◆ Required task ◆
Will you write out all the entries below exactly?

◆ Stored records ◆
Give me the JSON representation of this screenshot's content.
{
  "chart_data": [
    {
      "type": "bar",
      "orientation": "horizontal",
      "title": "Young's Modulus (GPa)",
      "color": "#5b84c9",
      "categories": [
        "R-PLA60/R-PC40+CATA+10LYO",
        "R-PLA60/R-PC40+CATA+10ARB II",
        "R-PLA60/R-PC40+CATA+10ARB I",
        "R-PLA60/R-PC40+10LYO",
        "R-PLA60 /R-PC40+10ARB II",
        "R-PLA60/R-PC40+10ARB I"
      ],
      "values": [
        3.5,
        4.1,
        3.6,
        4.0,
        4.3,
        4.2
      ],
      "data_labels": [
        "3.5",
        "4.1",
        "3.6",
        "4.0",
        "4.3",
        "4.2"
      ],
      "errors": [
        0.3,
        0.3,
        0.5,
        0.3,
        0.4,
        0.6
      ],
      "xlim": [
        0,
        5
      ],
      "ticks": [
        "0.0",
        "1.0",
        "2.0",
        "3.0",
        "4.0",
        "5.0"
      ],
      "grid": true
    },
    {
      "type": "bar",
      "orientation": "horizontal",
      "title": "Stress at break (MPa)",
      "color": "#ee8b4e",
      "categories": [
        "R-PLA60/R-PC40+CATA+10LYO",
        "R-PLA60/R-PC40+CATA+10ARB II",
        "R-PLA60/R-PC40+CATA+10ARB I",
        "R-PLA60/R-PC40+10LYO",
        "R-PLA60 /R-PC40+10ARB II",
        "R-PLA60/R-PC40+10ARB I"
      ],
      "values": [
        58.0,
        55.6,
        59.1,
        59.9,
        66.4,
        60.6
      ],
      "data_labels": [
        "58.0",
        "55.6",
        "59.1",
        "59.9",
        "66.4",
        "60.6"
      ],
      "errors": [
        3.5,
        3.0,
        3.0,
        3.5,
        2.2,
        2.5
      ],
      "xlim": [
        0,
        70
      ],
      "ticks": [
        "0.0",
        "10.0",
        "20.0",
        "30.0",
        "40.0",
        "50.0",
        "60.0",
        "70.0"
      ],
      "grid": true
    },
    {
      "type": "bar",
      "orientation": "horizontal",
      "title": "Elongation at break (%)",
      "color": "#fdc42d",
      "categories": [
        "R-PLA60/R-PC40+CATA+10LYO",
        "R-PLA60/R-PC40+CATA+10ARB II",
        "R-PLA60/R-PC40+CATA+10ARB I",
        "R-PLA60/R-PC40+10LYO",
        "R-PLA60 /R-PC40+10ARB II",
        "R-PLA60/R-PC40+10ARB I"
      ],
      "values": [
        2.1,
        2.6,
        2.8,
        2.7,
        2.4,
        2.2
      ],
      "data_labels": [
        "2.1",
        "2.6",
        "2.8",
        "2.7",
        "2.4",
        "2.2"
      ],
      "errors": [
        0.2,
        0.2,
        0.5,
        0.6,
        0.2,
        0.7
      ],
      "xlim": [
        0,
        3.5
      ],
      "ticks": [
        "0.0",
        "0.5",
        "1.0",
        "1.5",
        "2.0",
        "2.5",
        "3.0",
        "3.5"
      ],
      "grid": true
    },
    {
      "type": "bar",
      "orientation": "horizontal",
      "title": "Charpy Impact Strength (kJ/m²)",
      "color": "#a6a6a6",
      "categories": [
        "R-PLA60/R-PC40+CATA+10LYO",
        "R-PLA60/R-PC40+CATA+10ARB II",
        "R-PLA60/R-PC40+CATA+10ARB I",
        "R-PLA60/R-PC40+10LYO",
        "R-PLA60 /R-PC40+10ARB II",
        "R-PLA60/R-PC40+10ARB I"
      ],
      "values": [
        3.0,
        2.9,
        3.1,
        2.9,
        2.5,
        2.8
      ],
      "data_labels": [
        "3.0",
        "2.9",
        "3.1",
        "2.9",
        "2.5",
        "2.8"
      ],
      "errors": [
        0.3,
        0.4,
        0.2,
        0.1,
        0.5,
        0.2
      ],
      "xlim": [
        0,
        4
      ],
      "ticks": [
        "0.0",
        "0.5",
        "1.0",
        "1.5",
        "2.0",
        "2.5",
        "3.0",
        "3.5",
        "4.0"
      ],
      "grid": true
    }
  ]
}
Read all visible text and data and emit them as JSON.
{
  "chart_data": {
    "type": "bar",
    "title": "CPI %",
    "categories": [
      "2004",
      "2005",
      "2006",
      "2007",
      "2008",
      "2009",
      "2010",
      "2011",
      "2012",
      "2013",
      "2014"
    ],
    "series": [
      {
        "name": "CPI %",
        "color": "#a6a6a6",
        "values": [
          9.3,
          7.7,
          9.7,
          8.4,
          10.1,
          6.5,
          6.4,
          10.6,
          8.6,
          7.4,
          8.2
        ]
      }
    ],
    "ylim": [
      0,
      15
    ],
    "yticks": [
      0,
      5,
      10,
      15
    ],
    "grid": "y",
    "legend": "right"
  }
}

◆ Result of the task ◆
Give me the JSON representation of this screenshot's content.
{
  "chart_data": [
    {
      "type": "bar",
      "orientation": "horizontal",
      "title": "Young's Modulus (GPa)",
      "color": "#5b84c9",
      "categories": [
        "R-PLA60/R-PC40+CATA+10LYO",
        "R-PLA60/R-PC40+CATA+10ARB II",
        "R-PLA60/R-PC40+CATA+10ARB I",
        "R-PLA60/R-PC40+10LYO",
        "R-PLA60 /R-PC40+10ARB II",
        "R-PLA60/R-PC40+10ARB I"
      ],
      "values": [
        3.5,
        4.1,
        3.6,
        4.0,
        4.3,
        4.2
      ],
      "data_labels": [
        "3.5",
        "4.1",
        "3.6",
        "4.0",
        "4.3",
        "4.2"
      ],
      "errors": [
        0.3,
        0.3,
        0.5,
        0.3,
        0.4,
        0.6
      ],
      "xlim": [
        0,
        5
      ],
      "ticks": [
        "0.0",
        "1.0",
        "2.0",
        "3.0",
        "4.0",
        "5.0"
      ],
      "grid": true
    },
    {
      "type": "bar",
      "orientation": "horizontal",
      "title": "Stress at break (MPa)",
      "color": "#ee8b4e",
      "categories": [
        "R-PLA60/R-PC40+CATA+10LYO",
        "R-PLA60/R-PC40+CATA+10ARB II",
        "R-PLA60/R-PC40+CATA+10ARB I",
        "R-PLA60/R-PC40+10LYO",
        "R-PLA60 /R-PC40+10ARB II",
        "R-PLA60/R-PC40+10ARB I"
      ],
      "values": [
        58.0,
        55.6,
        59.1,
        59.9,
        66.4,
        60.6
      ],
      "data_labels": [
        "58.0",
        "55.6",
        "59.1",
        "59.9",
        "66.4",
        "60.6"
      ],
      "errors": [
        3.5,
        3.0,
        3.0,
        3.5,
        2.2,
        2.5
      ],
      "xlim": [
        0,
        70
      ],
      "ticks": [
        "0.0",
        "10.0",
        "20.0",
        "30.0",
        "40.0",
        "50.0",
        "60.0",
        "70.0"
      ],
      "grid": true
    },
    {
      "type": "bar",
      "orientation": "horizontal",
      "title": "Elongation at break (%)",
      "color": "#fdc42d",
      "categories": [
        "R-PLA60/R-PC40+CATA+10LYO",
        "R-PLA60/R-PC40+CATA+10ARB II",
        "R-PLA60/R-PC40+CATA+10ARB I",
        "R-PLA60/R-PC40+10LYO",
        "R-PLA60 /R-PC40+10ARB II",
        "R-PLA60/R-PC40+10ARB I"
      ],
      "values": [
        2.1,
        2.6,
        2.8,
        2.7,
        2.4,
        2.2
      ],
      "data_labels": [
        "2.1",
        "2.6",
        "2.8",
        "2.7",
        "2.4",
        "2.2"
      ],
      "errors": [
        0.2,
        0.2,
        0.5,
        0.6,
        0.2,
        0.7
      ],
      "xlim": [
        0,
        3.5
      ],
      "ticks": [
        "0.0",
        "0.5",
        "1.0",
        "1.5",
        "2.0",
        "2.5",
        "3.0",
        "3.5"
      ],
      "grid": true
    },
    {
      "type": "bar",
      "orientation": "horizontal",
      "title": "Charpy Impact Strength (kJ/m²)",
      "color": "#a6a6a6",
      "categories": [
        "R-PLA60/R-PC40+CATA+10LYO",
        "R-PLA60/R-PC40+CATA+10ARB II",
        "R-PLA60/R-PC40+CATA+10ARB I",
        "R-PLA60/R-PC40+10LYO",
        "R-PLA60 /R-PC40+10ARB II",
        "R-PLA60/R-PC40+10ARB I"
      ],
      "values": [
        3.0,
        2.9,
        3.1,
        2.9,
        2.5,
        2.8
      ],
      "data_labels": [
        "3.0",
        "2.9",
        "3.1",
        "2.9",
        "2.5",
        "2.8"
      ],
      "errors": [
        0.3,
        0.4,
        0.2,
        0.1,
        0.5,
        0.2
      ],
      "xlim": [
        0,
        4
      ],
      "ticks": [
        "0.0",
        "0.5",
        "1.0",
        "1.5",
        "2.0",
        "2.5",
        "3.0",
        "3.5",
        "4.0"
      ],
      "grid": true
    }
  ]
}
Read all visible text and data and emit them as JSON.
{
  "chart_data": {
    "type": "bar",
    "title": "CPI %",
    "categories": [
      "2004",
      "2005",
      "2006",
      "2007",
      "2008",
      "2009",
      "2010",
      "2011",
      "2012",
      "2013",
      "2014"
    ],
    "series": [
      {
        "name": "CPI %",
        "color": "#a6a6a6",
        "values": [
          9.3,
          7.7,
          9.7,
          8.4,
          10.1,
          6.5,
          6.4,
          10.6,
          8.6,
          7.4,
          8.2
        ]
      }
    ],
    "ylim": [
      0,
      15
    ],
    "yticks": [
      0,
      5,
      10,
      15
    ],
    "grid": "y",
    "legend": "right"
  }
}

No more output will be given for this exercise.